### RECORDS SUPPLIED

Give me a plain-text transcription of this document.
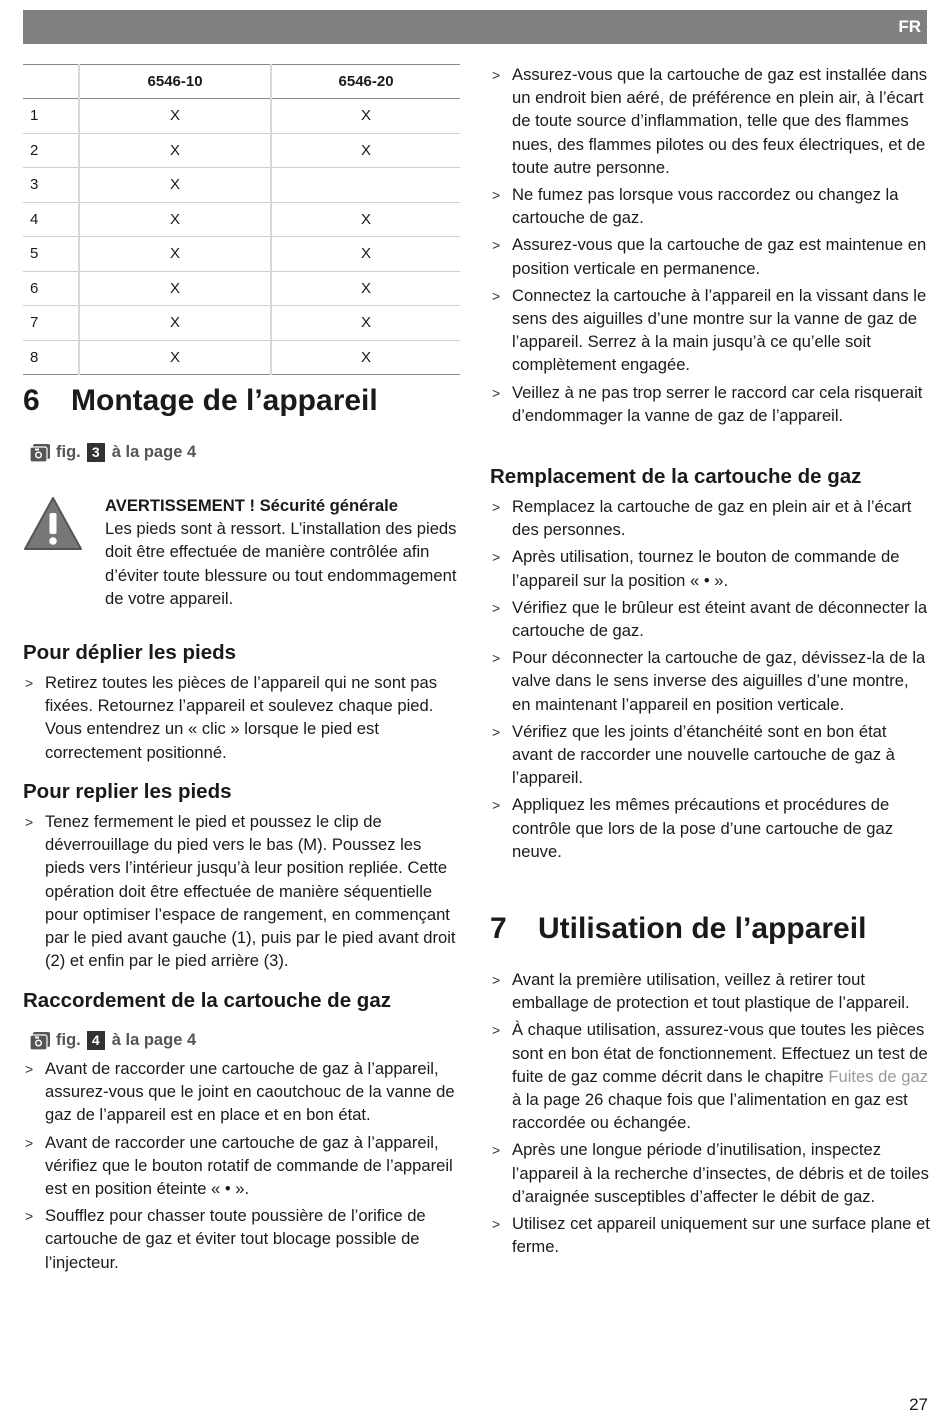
FR
	6546-10	6546-20
1	X	X
2	X	X
3	X	
4	X	X
5	X	X
6	X	X
7	X	X
8	X	X
6 Montage de l’appareil
fig. 3 à la page 4
AVERTISSEMENT ! Sécurité générale
Les pieds sont à ressort. L’installation des pieds doit être effectuée de manière contrôlée afin d’éviter toute blessure ou tout endommagement de votre appareil.
Pour déplier les pieds
> Retirez toutes les pièces de l’appareil qui ne sont pas fixées. Retournez l’appareil et soulevez chaque pied. Vous entendrez un « clic » lorsque le pied est correctement positionné.
Pour replier les pieds
> Tenez fermement le pied et poussez le clip de déverrouillage du pied vers le bas (M). Poussez les pieds vers l’intérieur jusqu’à leur position repliée. Cette opération doit être effectuée de manière séquentielle pour optimiser l’espace de rangement, en commençant par le pied avant gauche (1), puis par le pied avant droit (2) et enfin par le pied arrière (3).
Raccordement de la cartouche de gaz
fig. 4 à la page 4
> Avant de raccorder une cartouche de gaz à l’appareil, assurez-vous que le joint en caoutchouc de la vanne de gaz de l’appareil est en place et en bon état.
> Avant de raccorder une cartouche de gaz à l’appareil, vérifiez que le bouton rotatif de commande de l’appareil est en position éteinte « • ».
> Soufflez pour chasser toute poussière de l’orifice de cartouche de gaz et éviter tout blocage possible de l’injecteur.
> Assurez-vous que la cartouche de gaz est installée dans un endroit bien aéré, de préférence en plein air, à l’écart de toute source d’inflammation, telle que des flammes nues, des flammes pilotes ou des feux électriques, et de toute autre personne.
> Ne fumez pas lorsque vous raccordez ou changez la cartouche de gaz.
> Assurez-vous que la cartouche de gaz est maintenue en position verticale en permanence.
> Connectez la cartouche à l’appareil en la vissant dans le sens des aiguilles d’une montre sur la vanne de gaz de l’appareil. Serrez à la main jusqu’à ce qu’elle soit complètement engagée.
> Veillez à ne pas trop serrer le raccord car cela risquerait d’endommager la vanne de gaz de l’appareil.
Remplacement de la cartouche de gaz
> Remplacez la cartouche de gaz en plein air et à l’écart des personnes.
> Après utilisation, tournez le bouton de commande de l’appareil sur la position « • ».
> Vérifiez que le brûleur est éteint avant de déconnecter la cartouche de gaz.
> Pour déconnecter la cartouche de gaz, dévissez-la de la valve dans le sens inverse des aiguilles d’une montre, en maintenant l’appareil en position verticale.
> Vérifiez que les joints d’étanchéité sont en bon état avant de raccorder une nouvelle cartouche de gaz à l’appareil.
> Appliquez les mêmes précautions et procédures de contrôle que lors de la pose d’une cartouche de gaz neuve.
7 Utilisation de l’appareil
> Avant la première utilisation, veillez à retirer tout emballage de protection et tout plastique de l’appareil.
> À chaque utilisation, assurez-vous que toutes les pièces sont en bon état de fonctionnement. Effectuez un test de fuite de gaz comme décrit dans le chapitre Fuites de gaz à la page 26 chaque fois que l’alimentation en gaz est raccordée ou échangée.
> Après une longue période d’inutilisation, inspectez l’appareil à la recherche d’insectes, de débris et de toiles d’araignée susceptibles d’affecter le débit de gaz.
> Utilisez cet appareil uniquement sur une surface plane et ferme.
27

######

- _SHORT PROBLEM_
Write the records out once more, exactly as they appear, with no pictures.

- _WORKED SOLUTION_
Give me a plain-text transcription of this document.
FR
	6546-10	6546-20
1	X	X
2	X	X
3	X	
4	X	X
5	X	X
6	X	X
7	X	X
8	X	X
6 Montage de l’appareil
fig. 3 à la page 4
AVERTISSEMENT ! Sécurité générale
Les pieds sont à ressort. L’installation des pieds doit être effectuée de manière contrôlée afin d’éviter toute blessure ou tout endommagement de votre appareil.
Pour déplier les pieds
> Retirez toutes les pièces de l’appareil qui ne sont pas fixées. Retournez l’appareil et soulevez chaque pied. Vous entendrez un « clic » lorsque le pied est correctement positionné.
Pour replier les pieds
> Tenez fermement le pied et poussez le clip de déverrouillage du pied vers le bas (M). Poussez les pieds vers l’intérieur jusqu’à leur position repliée. Cette opération doit être effectuée de manière séquentielle pour optimiser l’espace de rangement, en commençant par le pied avant gauche (1), puis par le pied avant droit (2) et enfin par le pied arrière (3).
Raccordement de la cartouche de gaz
fig. 4 à la page 4
> Avant de raccorder une cartouche de gaz à l’appareil, assurez-vous que le joint en caoutchouc de la vanne de gaz de l’appareil est en place et en bon état.
> Avant de raccorder une cartouche de gaz à l’appareil, vérifiez que le bouton rotatif de commande de l’appareil est en position éteinte « • ».
> Soufflez pour chasser toute poussière de l’orifice de cartouche de gaz et éviter tout blocage possible de l’injecteur.
> Assurez-vous que la cartouche de gaz est installée dans un endroit bien aéré, de préférence en plein air, à l’écart de toute source d’inflammation, telle que des flammes nues, des flammes pilotes ou des feux électriques, et de toute autre personne.
> Ne fumez pas lorsque vous raccordez ou changez la cartouche de gaz.
> Assurez-vous que la cartouche de gaz est maintenue en position verticale en permanence.
> Connectez la cartouche à l’appareil en la vissant dans le sens des aiguilles d’une montre sur la vanne de gaz de l’appareil. Serrez à la main jusqu’à ce qu’elle soit complètement engagée.
> Veillez à ne pas trop serrer le raccord car cela risquerait d’endommager la vanne de gaz de l’appareil.
Remplacement de la cartouche de gaz
> Remplacez la cartouche de gaz en plein air et à l’écart des personnes.
> Après utilisation, tournez le bouton de commande de l’appareil sur la position « • ».
> Vérifiez que le brûleur est éteint avant de déconnecter la cartouche de gaz.
> Pour déconnecter la cartouche de gaz, dévissez-la de la valve dans le sens inverse des aiguilles d’une montre, en maintenant l’appareil en position verticale.
> Vérifiez que les joints d’étanchéité sont en bon état avant de raccorder une nouvelle cartouche de gaz à l’appareil.
> Appliquez les mêmes précautions et procédures de contrôle que lors de la pose d’une cartouche de gaz neuve.
7 Utilisation de l’appareil
> Avant la première utilisation, veillez à retirer tout emballage de protection et tout plastique de l’appareil.
> À chaque utilisation, assurez-vous que toutes les pièces sont en bon état de fonctionnement. Effectuez un test de fuite de gaz comme décrit dans le chapitre Fuites de gaz à la page 26 chaque fois que l’alimentation en gaz est raccordée ou échangée.
> Après une longue période d’inutilisation, inspectez l’appareil à la recherche d’insectes, de débris et de toiles d’araignée susceptibles d’affecter le débit de gaz.
> Utilisez cet appareil uniquement sur une surface plane et ferme.
27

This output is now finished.